RECORD EXCERPTS.

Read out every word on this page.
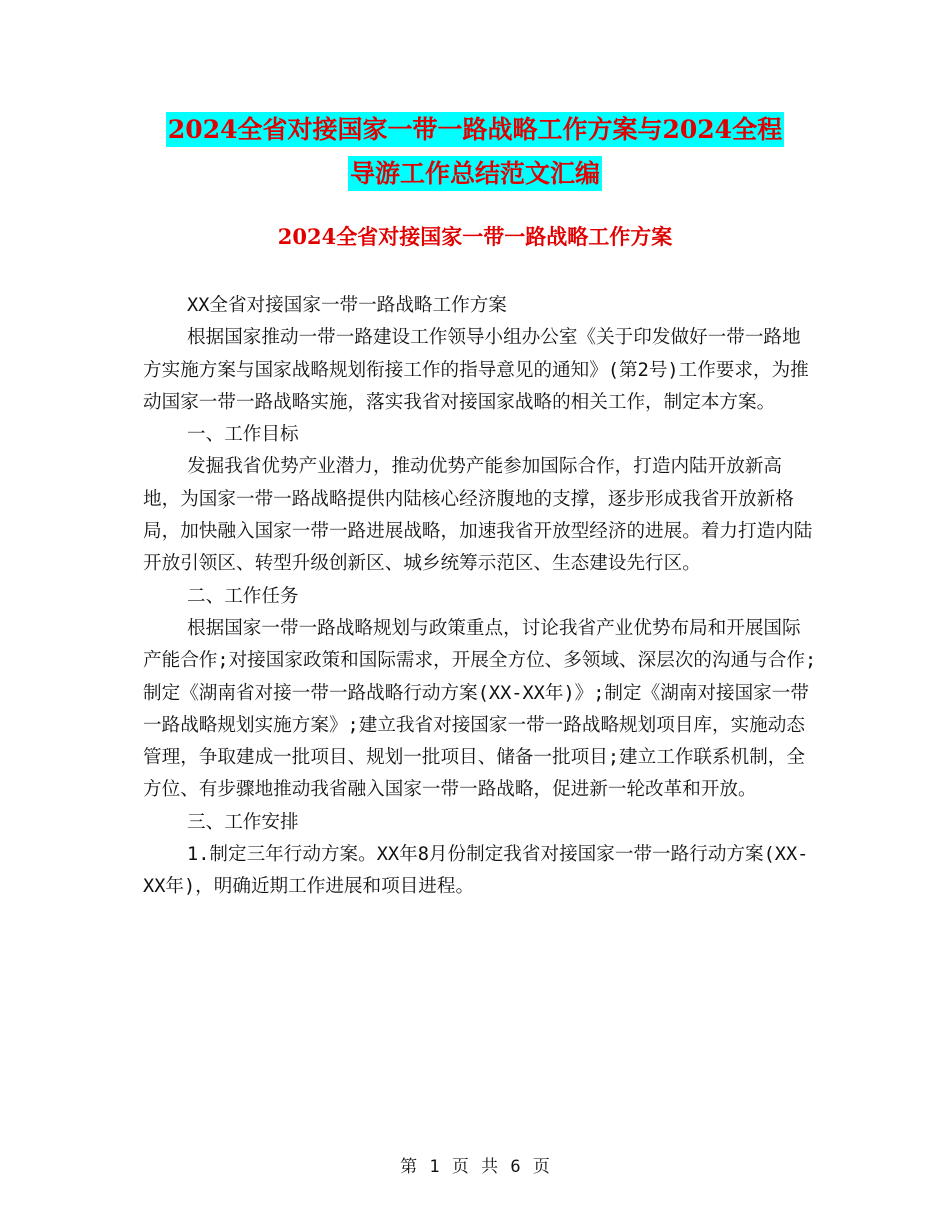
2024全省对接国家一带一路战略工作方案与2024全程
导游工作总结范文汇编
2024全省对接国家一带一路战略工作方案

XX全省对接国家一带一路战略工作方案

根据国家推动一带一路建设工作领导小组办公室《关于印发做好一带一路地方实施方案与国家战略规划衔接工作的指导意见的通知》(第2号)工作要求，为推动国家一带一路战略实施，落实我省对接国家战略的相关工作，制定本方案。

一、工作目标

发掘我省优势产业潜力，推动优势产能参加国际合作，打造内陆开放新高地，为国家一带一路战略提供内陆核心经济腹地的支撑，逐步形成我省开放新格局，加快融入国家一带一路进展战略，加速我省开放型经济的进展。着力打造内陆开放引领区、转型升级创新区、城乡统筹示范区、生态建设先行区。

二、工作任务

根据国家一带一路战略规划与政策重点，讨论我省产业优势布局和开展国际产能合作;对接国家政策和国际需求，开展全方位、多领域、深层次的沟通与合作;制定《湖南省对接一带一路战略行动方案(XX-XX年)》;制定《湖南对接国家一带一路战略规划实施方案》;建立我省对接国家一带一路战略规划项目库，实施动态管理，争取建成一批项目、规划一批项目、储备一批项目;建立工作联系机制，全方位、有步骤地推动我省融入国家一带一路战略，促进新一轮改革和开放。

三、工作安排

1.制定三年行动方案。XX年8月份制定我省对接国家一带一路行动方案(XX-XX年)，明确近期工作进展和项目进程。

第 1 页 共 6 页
...
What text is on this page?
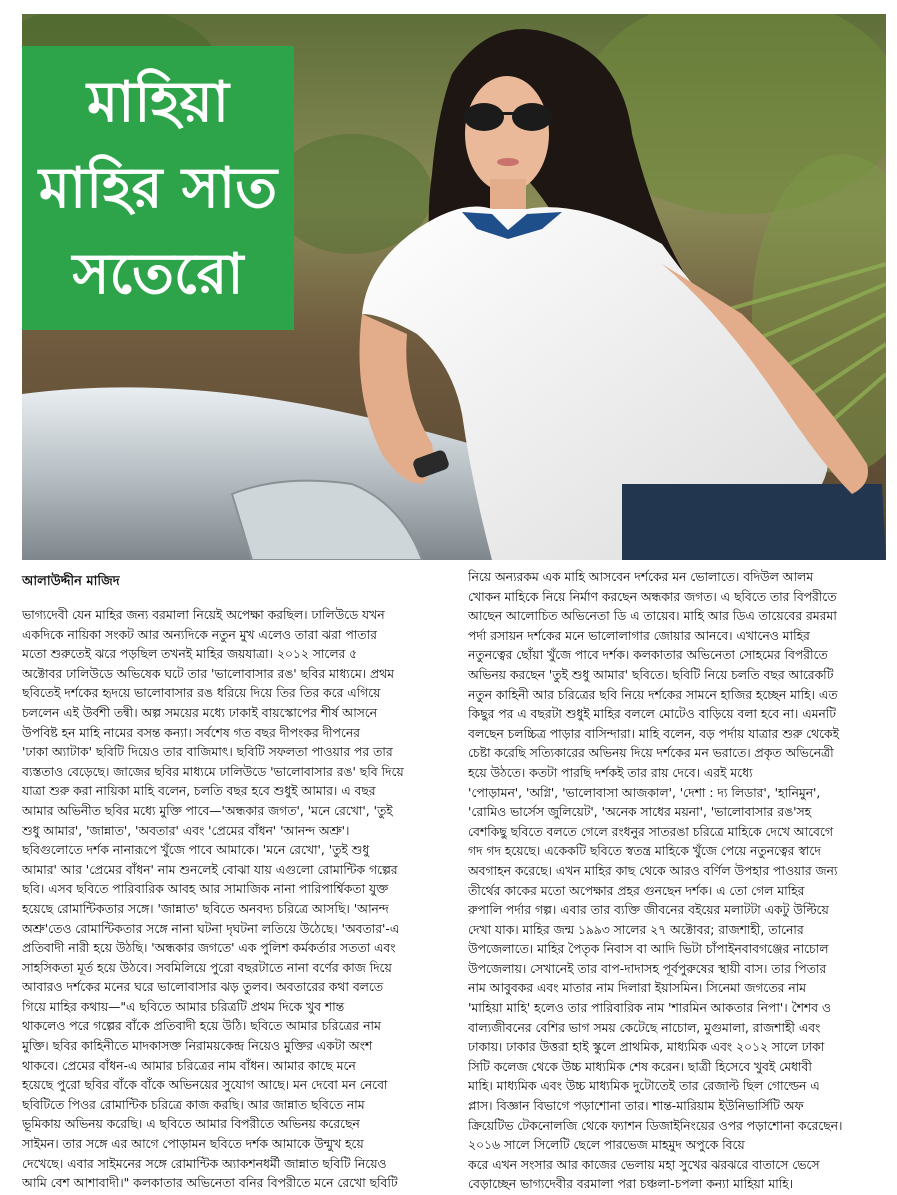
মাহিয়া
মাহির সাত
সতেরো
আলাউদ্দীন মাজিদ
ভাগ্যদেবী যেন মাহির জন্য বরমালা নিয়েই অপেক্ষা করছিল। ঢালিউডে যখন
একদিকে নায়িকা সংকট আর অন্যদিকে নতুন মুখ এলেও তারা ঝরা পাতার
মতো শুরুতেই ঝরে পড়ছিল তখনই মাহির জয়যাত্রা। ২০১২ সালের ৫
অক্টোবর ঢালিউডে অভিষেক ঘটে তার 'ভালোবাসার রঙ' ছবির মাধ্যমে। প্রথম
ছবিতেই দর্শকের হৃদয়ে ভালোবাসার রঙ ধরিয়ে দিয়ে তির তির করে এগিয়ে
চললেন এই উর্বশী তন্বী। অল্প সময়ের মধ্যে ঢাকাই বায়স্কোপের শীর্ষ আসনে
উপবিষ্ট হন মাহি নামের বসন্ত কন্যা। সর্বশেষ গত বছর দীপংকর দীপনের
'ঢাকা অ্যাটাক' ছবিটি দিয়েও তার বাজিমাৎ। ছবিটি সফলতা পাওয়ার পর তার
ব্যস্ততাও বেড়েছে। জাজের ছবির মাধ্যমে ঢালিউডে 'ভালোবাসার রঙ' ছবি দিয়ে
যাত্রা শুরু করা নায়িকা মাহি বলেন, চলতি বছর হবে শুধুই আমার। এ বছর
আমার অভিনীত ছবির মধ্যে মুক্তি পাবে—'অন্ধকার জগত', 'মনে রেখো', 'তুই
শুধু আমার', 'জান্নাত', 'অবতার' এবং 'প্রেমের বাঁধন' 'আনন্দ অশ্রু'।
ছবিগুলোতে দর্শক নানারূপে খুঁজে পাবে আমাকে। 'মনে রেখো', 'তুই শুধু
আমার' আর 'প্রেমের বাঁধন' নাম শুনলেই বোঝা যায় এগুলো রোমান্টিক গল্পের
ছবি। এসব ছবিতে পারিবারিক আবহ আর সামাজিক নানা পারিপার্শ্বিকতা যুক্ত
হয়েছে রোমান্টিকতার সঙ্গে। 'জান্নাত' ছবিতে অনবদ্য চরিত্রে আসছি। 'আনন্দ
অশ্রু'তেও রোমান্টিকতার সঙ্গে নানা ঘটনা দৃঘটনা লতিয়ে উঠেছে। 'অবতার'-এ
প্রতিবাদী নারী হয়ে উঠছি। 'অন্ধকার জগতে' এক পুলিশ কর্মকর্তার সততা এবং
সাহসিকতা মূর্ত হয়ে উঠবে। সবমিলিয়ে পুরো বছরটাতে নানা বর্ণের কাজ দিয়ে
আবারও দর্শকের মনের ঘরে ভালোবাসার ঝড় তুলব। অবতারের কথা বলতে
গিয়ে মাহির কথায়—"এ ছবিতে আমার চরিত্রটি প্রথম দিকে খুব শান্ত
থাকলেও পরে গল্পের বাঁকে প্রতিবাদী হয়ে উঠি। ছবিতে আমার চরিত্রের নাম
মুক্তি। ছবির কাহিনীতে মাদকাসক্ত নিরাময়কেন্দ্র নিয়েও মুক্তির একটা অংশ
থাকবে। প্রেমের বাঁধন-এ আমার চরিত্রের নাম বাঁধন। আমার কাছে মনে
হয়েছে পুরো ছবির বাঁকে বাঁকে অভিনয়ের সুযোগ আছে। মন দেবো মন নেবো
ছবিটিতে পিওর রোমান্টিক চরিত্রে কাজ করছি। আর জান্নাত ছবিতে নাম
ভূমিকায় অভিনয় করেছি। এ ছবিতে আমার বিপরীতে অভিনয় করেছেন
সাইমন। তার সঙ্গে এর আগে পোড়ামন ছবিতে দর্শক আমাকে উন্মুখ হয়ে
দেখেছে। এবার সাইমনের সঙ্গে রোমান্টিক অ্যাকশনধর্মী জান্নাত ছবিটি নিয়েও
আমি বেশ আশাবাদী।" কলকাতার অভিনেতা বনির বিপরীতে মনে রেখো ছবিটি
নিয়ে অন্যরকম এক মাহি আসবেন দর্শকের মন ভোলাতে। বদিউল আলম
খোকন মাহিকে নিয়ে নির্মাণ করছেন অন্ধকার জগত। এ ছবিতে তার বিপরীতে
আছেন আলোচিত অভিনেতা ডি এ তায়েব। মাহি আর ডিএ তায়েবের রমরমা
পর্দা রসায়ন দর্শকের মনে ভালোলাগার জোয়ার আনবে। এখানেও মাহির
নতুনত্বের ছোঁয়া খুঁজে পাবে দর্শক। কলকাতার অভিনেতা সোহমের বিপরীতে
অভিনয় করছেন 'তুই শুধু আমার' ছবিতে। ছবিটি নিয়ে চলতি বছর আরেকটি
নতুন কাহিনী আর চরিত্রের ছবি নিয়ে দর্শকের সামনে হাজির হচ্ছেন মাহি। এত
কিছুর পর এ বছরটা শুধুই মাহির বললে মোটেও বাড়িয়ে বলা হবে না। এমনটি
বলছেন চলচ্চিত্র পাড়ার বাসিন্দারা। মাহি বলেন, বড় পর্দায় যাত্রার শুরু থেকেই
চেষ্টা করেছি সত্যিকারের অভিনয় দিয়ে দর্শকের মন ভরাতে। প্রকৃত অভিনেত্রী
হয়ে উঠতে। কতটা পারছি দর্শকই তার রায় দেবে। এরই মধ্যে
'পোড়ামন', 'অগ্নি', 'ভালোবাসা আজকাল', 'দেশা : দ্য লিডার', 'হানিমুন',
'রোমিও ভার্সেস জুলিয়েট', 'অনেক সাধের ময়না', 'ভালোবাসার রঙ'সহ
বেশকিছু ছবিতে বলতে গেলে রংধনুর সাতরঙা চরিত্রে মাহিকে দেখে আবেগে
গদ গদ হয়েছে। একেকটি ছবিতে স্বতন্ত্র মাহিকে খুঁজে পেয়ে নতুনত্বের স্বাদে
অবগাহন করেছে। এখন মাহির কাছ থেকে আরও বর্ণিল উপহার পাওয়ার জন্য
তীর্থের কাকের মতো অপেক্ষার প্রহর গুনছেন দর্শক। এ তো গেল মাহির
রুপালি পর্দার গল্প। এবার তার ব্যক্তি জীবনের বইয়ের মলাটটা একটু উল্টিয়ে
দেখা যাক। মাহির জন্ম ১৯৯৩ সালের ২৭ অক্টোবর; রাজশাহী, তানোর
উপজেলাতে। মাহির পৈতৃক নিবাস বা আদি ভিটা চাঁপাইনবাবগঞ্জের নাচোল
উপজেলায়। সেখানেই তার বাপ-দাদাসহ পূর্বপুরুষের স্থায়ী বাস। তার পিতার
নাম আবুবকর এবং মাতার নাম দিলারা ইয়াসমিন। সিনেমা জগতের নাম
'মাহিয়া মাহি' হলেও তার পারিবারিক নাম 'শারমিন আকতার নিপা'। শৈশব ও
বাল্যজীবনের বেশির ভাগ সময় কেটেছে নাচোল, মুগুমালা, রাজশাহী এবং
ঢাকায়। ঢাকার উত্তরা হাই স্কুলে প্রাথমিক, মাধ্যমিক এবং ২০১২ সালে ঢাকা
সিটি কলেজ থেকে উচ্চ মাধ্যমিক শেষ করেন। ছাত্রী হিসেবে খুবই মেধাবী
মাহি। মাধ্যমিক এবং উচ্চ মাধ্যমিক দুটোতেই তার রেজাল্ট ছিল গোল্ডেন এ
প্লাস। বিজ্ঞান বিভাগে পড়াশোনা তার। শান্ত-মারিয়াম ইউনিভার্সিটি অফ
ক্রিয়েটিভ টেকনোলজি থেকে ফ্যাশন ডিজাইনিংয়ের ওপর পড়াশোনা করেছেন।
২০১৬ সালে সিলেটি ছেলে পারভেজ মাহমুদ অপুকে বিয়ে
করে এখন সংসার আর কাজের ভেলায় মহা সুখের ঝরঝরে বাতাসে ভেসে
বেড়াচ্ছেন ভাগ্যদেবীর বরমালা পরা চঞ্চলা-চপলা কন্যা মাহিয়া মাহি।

TASK GOAL.
Gather every line from the entries above where the word "page" appears, and copy them.

ANSWER TO THIS PROBLEM.
Read out every word on this page.
What text is on this page?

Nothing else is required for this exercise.